**Exercise prompt:** Return the records exactly as they are.

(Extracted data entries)
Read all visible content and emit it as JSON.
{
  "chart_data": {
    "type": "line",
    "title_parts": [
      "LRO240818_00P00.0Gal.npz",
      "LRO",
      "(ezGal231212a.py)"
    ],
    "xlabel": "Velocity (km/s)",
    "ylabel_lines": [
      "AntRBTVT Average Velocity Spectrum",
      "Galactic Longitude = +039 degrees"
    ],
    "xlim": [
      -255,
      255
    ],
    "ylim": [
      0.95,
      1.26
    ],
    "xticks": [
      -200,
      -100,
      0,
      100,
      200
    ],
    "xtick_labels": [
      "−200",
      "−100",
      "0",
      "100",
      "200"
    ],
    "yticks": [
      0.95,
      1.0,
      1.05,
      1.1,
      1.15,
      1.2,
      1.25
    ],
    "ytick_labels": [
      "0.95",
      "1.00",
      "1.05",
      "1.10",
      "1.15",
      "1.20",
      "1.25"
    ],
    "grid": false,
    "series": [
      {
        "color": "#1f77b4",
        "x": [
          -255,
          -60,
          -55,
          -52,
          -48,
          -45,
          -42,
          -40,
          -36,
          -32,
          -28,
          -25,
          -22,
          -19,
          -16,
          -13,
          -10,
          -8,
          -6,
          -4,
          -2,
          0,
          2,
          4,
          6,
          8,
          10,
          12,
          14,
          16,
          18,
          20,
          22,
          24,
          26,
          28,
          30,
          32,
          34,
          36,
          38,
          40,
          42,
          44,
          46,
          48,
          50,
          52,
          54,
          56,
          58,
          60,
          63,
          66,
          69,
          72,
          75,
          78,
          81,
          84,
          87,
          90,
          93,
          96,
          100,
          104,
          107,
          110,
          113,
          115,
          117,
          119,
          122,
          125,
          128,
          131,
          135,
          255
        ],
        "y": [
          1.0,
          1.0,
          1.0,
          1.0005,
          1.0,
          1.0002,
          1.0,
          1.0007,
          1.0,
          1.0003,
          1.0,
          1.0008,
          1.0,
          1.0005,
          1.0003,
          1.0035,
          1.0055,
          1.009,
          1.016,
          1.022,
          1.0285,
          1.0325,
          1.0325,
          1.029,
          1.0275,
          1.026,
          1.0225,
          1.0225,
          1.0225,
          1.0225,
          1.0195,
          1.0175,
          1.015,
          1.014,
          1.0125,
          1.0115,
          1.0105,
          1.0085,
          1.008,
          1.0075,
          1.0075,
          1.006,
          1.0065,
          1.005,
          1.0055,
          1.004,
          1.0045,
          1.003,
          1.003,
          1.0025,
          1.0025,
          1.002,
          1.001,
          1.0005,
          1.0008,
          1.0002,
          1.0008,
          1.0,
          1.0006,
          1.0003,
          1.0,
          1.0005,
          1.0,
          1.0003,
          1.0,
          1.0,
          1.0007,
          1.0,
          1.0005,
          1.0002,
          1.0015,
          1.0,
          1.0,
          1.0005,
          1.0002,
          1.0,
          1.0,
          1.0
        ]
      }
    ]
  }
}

**Response to this exercise:**
Read all visible content and emit it as JSON.
{
  "chart_data": {
    "type": "line",
    "title_parts": [
      "LRO240818_00P00.0Gal.npz",
      "LRO",
      "(ezGal231212a.py)"
    ],
    "xlabel": "Velocity (km/s)",
    "ylabel_lines": [
      "AntRBTVT Average Velocity Spectrum",
      "Galactic Longitude = +039 degrees"
    ],
    "xlim": [
      -255,
      255
    ],
    "ylim": [
      0.95,
      1.26
    ],
    "xticks": [
      -200,
      -100,
      0,
      100,
      200
    ],
    "xtick_labels": [
      "−200",
      "−100",
      "0",
      "100",
      "200"
    ],
    "yticks": [
      0.95,
      1.0,
      1.05,
      1.1,
      1.15,
      1.2,
      1.25
    ],
    "ytick_labels": [
      "0.95",
      "1.00",
      "1.05",
      "1.10",
      "1.15",
      "1.20",
      "1.25"
    ],
    "grid": false,
    "series": [
      {
        "color": "#1f77b4",
        "x": [
          -255,
          -60,
          -55,
          -52,
          -48,
          -45,
          -42,
          -40,
          -36,
          -32,
          -28,
          -25,
          -22,
          -19,
          -16,
          -13,
          -10,
          -8,
          -6,
          -4,
          -2,
          0,
          2,
          4,
          6,
          8,
          10,
          12,
          14,
          16,
          18,
          20,
          22,
          24,
          26,
          28,
          30,
          32,
          34,
          36,
          38,
          40,
          42,
          44,
          46,
          48,
          50,
          52,
          54,
          56,
          58,
          60,
          63,
          66,
          69,
          72,
          75,
          78,
          81,
          84,
          87,
          90,
          93,
          96,
          100,
          104,
          107,
          110,
          113,
          115,
          117,
          119,
          122,
          125,
          128,
          131,
          135,
          255
        ],
        "y": [
          1.0,
          1.0,
          1.0,
          1.0005,
          1.0,
          1.0002,
          1.0,
          1.0007,
          1.0,
          1.0003,
          1.0,
          1.0008,
          1.0,
          1.0005,
          1.0003,
          1.0035,
          1.0055,
          1.009,
          1.016,
          1.022,
          1.0285,
          1.0325,
          1.0325,
          1.029,
          1.0275,
          1.026,
          1.0225,
          1.0225,
          1.0225,
          1.0225,
          1.0195,
          1.0175,
          1.015,
          1.014,
          1.0125,
          1.0115,
          1.0105,
          1.0085,
          1.008,
          1.0075,
          1.0075,
          1.006,
          1.0065,
          1.005,
          1.0055,
          1.004,
          1.0045,
          1.003,
          1.003,
          1.0025,
          1.0025,
          1.002,
          1.001,
          1.0005,
          1.0008,
          1.0002,
          1.0008,
          1.0,
          1.0006,
          1.0003,
          1.0,
          1.0005,
          1.0,
          1.0003,
          1.0,
          1.0,
          1.0007,
          1.0,
          1.0005,
          1.0002,
          1.0015,
          1.0,
          1.0,
          1.0005,
          1.0002,
          1.0,
          1.0,
          1.0
        ]
      }
    ]
  }
}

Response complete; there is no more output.